Exercise details —
Do not include the pictures; repeat the rest of the data exactly.

Data to use —
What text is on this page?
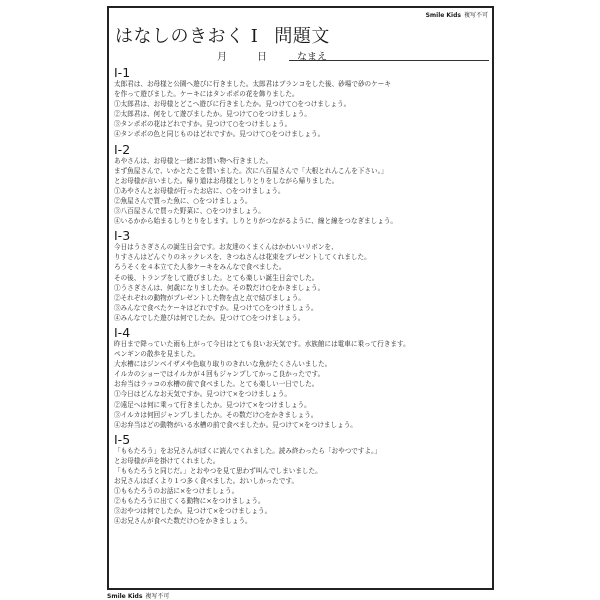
Smile Kids 複写不可
はなしのきおく I 問題文
月	日	なまえ
I-1
太郎君は、お母様と公園へ遊びに行きました。太郎君はブランコをした後、砂場で砂のケーキ
を作って遊びました。ケーキにはタンポポの花を飾りました。
①太郎君は、お母様とどこへ遊びに行きましたか。見つけて○をつけましょう。
②太郎君は、何をして遊びましたか。見つけて○をつけましょう。
③タンポポの花はどれですか。見つけて○をつけましょう。
④タンポポの色と同じものはどれですか。見つけて○をつけましょう。
I-2
あやさんは、お母様と一緒にお買い物へ行きました。
まず魚屋さんで、いかとたこを買いました。次に八百屋さんで「大根とれんこんを下さい。」
とお母様が言いました。帰り道はお母様としりとりをしながら帰りました。
①あやさんとお母様が行ったお店に、○をつけましょう。
②魚屋さんで買った魚に、○をつけましょう。
③八百屋さんで買った野菜に、○をつけましょう。
④いるかから始まるしりとりをします。しりとりがつながるように、線と線をつなぎましょう。
I-3
今日はうさぎさんの誕生日会です。お友達のくまくんはかわいいリボンを、
りすさんはどんぐりのネックレスを、きつねさんは花束をプレゼントしてくれました。
ろうそくを４本立てた人参ケーキをみんなで食べました。
その後、トランプをして遊びました。とても楽しい誕生日会でした。
①うさぎさんは、何歳になりましたか。その数だけ○をかきましょう。
②それぞれの動物がプレゼントした物を点と点で結びましょう。
③みんなで食べたケーキはどれですか。見つけて○をつけましょう。
④みんなでした遊びは何でしたか。見つけて○をつけましょう。
I-4
昨日まで降っていた雨も上がって今日はとても良いお天気です。水族館には電車に乗って行きます。
ペンギンの散歩を見ました。
大水槽にはジンベイザメや色取り取りのきれいな魚がたくさんいました。
イルカのショーではイルカが４回もジャンプしてかっこ良かったです。
お弁当はラッコの水槽の前で食べました。とても楽しい一日でした。
①今日はどんなお天気ですか。見つけて×をつけましょう。
②遠足へは何に乗って行きましたか。見つけて×をつけましょう。
③イルカは何回ジャンプしましたか。その数だけ○をかきましょう。
④お弁当はどの動物がいる水槽の前で食べましたか。見つけて×をつけましょう。
I-5
「ももたろう」をお兄さんがぼくに読んでくれました。読み終わったら「おやつですよ。」
とお母様が声を掛けてくれました。
「ももたろうと同じだ。」とおやつを見て思わず叫んでしまいました。
お兄さんはぼくより１つ多く食べました。おいしかったです。
①ももたろうのお話に×をつけましょう。
②ももたろうに出てくる動物に×をつけましょう。
③おやつは何でしたか。見つけて×をつけましょう。
④お兄さんが食べた数だけ○をかきましょう。
Smile Kids 複写不可
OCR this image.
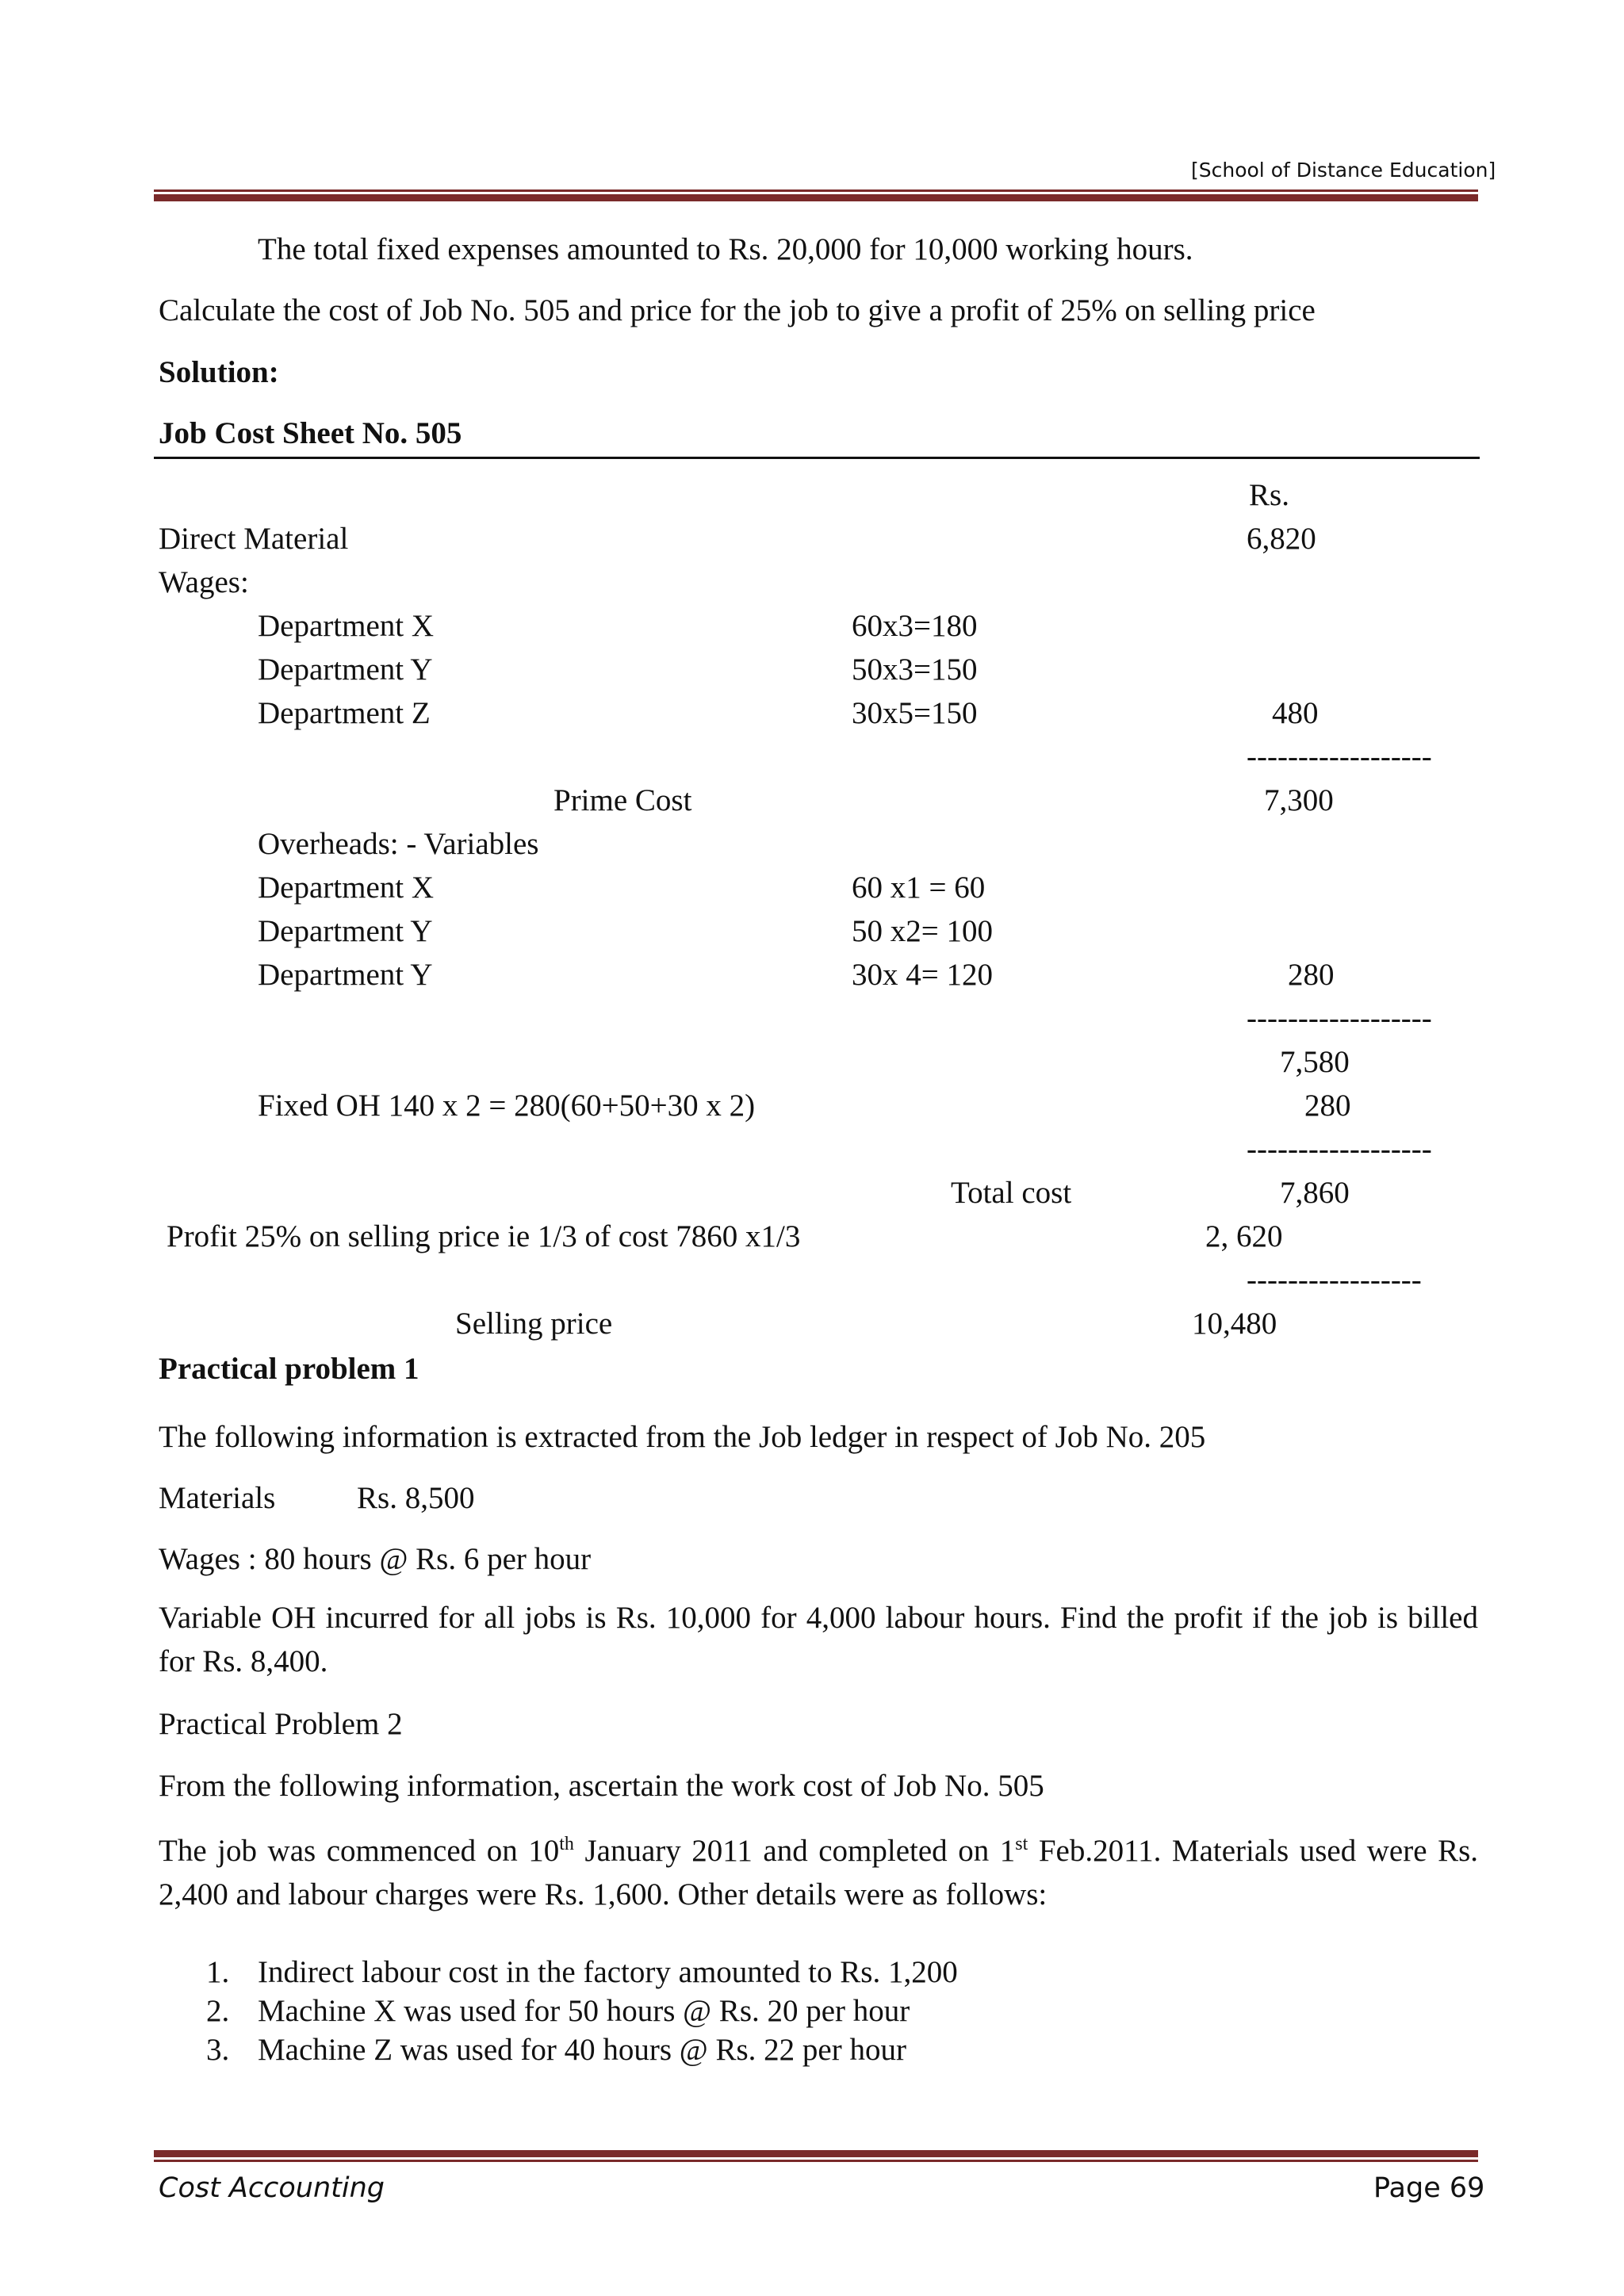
[School of Distance Education]
The total fixed expenses amounted to Rs. 20,000 for 10,000 working hours.
Calculate the cost of Job No. 505 and price for the job to give a profit of 25% on selling price
Solution:
Job Cost Sheet No. 505
Rs.
Direct Material	6,820
Wages:
Department X	60x3=180
Department Y	50x3=150
Department Z	30x5=150	480
------------------
Prime Cost	7,300
Overheads: - Variables
Department X	60 x1 = 60
Department Y	50 x2= 100
Department Y	30x 4= 120	280
------------------
7,580
Fixed OH 140 x 2 = 280(60+50+30 x 2)	280
------------------
Total cost	7,860
Profit 25% on selling price ie 1/3 of cost 7860 x1/3	2, 620
-----------------
Selling price	10,480
Practical problem 1
The following information is extracted from the Job ledger in respect of Job No. 205
Materials	Rs. 8,500
Wages : 80 hours @ Rs. 6 per hour
Variable OH incurred for all jobs is Rs. 10,000 for 4,000 labour hours. Find the profit if the job is billed for Rs. 8,400.
Practical Problem 2
From the following information, ascertain the work cost of Job No. 505
The job was commenced on 10th January 2011 and completed on 1st Feb.2011. Materials used were Rs. 2,400 and labour charges were Rs. 1,600. Other details were as follows:
1. Indirect labour cost in the factory amounted to Rs. 1,200
2. Machine X was used for 50 hours @ Rs. 20 per hour
3. Machine Z was used for 40 hours @ Rs. 22 per hour
Cost Accounting	Page 69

Solution below —
What text is on this page?
Smile Kids 複写不可
はなしのきおく I 問題文
月	日	なまえ
I-1
太郎君は、お母様と公園へ遊びに行きました。太郎君はブランコをした後、砂場で砂のケーキ
を作って遊びました。ケーキにはタンポポの花を飾りました。
①太郎君は、お母様とどこへ遊びに行きましたか。見つけて○をつけましょう。
②太郎君は、何をして遊びましたか。見つけて○をつけましょう。
③タンポポの花はどれですか。見つけて○をつけましょう。
④タンポポの色と同じものはどれですか。見つけて○をつけましょう。
I-2
あやさんは、お母様と一緒にお買い物へ行きました。
まず魚屋さんで、いかとたこを買いました。次に八百屋さんで「大根とれんこんを下さい。」
とお母様が言いました。帰り道はお母様としりとりをしながら帰りました。
①あやさんとお母様が行ったお店に、○をつけましょう。
②魚屋さんで買った魚に、○をつけましょう。
③八百屋さんで買った野菜に、○をつけましょう。
④いるかから始まるしりとりをします。しりとりがつながるように、線と線をつなぎましょう。
I-3
今日はうさぎさんの誕生日会です。お友達のくまくんはかわいいリボンを、
りすさんはどんぐりのネックレスを、きつねさんは花束をプレゼントしてくれました。
ろうそくを４本立てた人参ケーキをみんなで食べました。
その後、トランプをして遊びました。とても楽しい誕生日会でした。
①うさぎさんは、何歳になりましたか。その数だけ○をかきましょう。
②それぞれの動物がプレゼントした物を点と点で結びましょう。
③みんなで食べたケーキはどれですか。見つけて○をつけましょう。
④みんなでした遊びは何でしたか。見つけて○をつけましょう。
I-4
昨日まで降っていた雨も上がって今日はとても良いお天気です。水族館には電車に乗って行きます。
ペンギンの散歩を見ました。
大水槽にはジンベイザメや色取り取りのきれいな魚がたくさんいました。
イルカのショーではイルカが４回もジャンプしてかっこ良かったです。
お弁当はラッコの水槽の前で食べました。とても楽しい一日でした。
①今日はどんなお天気ですか。見つけて×をつけましょう。
②遠足へは何に乗って行きましたか。見つけて×をつけましょう。
③イルカは何回ジャンプしましたか。その数だけ○をかきましょう。
④お弁当はどの動物がいる水槽の前で食べましたか。見つけて×をつけましょう。
I-5
「ももたろう」をお兄さんがぼくに読んでくれました。読み終わったら「おやつですよ。」
とお母様が声を掛けてくれました。
「ももたろうと同じだ。」とおやつを見て思わず叫んでしまいました。
お兄さんはぼくより１つ多く食べました。おいしかったです。
①ももたろうのお話に×をつけましょう。
②ももたろうに出てくる動物に×をつけましょう。
③おやつは何でしたか。見つけて×をつけましょう。
④お兄さんが食べた数だけ○をかきましょう。
Smile Kids 複写不可
OCR this image.
[School of Distance Education]
The total fixed expenses amounted to Rs. 20,000 for 10,000 working hours.
Calculate the cost of Job No. 505 and price for the job to give a profit of 25% on selling price
Solution:
Job Cost Sheet No. 505
Rs.
Direct Material	6,820
Wages:
Department X	60x3=180
Department Y	50x3=150
Department Z	30x5=150	480
------------------
Prime Cost	7,300
Overheads: - Variables
Department X	60 x1 = 60
Department Y	50 x2= 100
Department Y	30x 4= 120	280
------------------
7,580
Fixed OH 140 x 2 = 280(60+50+30 x 2)	280
------------------
Total cost	7,860
Profit 25% on selling price ie 1/3 of cost 7860 x1/3	2, 620
-----------------
Selling price	10,480
Practical problem 1
The following information is extracted from the Job ledger in respect of Job No. 205
Materials	Rs. 8,500
Wages : 80 hours @ Rs. 6 per hour
Variable OH incurred for all jobs is Rs. 10,000 for 4,000 labour hours. Find the profit if the job is billed for Rs. 8,400.
Practical Problem 2
From the following information, ascertain the work cost of Job No. 505
The job was commenced on 10th January 2011 and completed on 1st Feb.2011. Materials used were Rs. 2,400 and labour charges were Rs. 1,600. Other details were as follows:
1. Indirect labour cost in the factory amounted to Rs. 1,200
2. Machine X was used for 50 hours @ Rs. 20 per hour
3. Machine Z was used for 40 hours @ Rs. 22 per hour
Cost Accounting	Page 69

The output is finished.